Copy every line from the material below that holds "结算数据".

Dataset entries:
··········

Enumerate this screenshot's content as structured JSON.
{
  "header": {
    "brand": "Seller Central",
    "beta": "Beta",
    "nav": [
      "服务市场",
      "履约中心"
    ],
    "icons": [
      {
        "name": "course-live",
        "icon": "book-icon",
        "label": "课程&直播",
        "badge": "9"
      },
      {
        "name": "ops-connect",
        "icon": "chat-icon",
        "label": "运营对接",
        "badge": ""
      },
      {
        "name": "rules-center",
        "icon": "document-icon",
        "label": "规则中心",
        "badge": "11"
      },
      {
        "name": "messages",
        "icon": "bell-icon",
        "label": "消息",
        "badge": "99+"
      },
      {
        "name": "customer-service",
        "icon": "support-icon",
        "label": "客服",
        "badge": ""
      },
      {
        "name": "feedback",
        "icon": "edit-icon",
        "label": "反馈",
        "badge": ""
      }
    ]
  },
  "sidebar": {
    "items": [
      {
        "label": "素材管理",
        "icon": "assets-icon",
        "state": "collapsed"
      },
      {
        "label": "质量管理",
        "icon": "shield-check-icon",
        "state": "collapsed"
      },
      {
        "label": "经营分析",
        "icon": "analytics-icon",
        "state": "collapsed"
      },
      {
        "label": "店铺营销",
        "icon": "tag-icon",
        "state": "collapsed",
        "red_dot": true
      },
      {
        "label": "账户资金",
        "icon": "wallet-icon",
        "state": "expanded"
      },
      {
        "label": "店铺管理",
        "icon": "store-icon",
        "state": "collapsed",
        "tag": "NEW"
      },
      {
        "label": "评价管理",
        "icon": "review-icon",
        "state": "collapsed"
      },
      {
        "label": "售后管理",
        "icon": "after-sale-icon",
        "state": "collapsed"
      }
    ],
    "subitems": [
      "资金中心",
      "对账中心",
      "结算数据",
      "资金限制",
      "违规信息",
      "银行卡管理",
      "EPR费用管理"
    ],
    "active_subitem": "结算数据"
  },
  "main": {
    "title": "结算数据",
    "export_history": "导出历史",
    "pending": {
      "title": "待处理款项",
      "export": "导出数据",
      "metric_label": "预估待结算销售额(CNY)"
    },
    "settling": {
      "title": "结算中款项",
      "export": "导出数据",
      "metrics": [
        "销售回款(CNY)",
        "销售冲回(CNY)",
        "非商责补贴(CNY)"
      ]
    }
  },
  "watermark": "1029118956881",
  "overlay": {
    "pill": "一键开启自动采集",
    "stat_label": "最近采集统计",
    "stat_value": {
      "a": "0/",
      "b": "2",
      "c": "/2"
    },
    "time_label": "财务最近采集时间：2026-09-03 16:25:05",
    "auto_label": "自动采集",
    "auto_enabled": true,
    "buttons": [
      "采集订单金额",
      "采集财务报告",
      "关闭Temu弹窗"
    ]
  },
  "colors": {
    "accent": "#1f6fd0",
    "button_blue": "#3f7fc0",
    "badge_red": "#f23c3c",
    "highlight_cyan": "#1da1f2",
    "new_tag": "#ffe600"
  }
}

··········

Response to this task —
      "结算数据",
    "active_subitem": "结算数据"
    "title": "结算数据",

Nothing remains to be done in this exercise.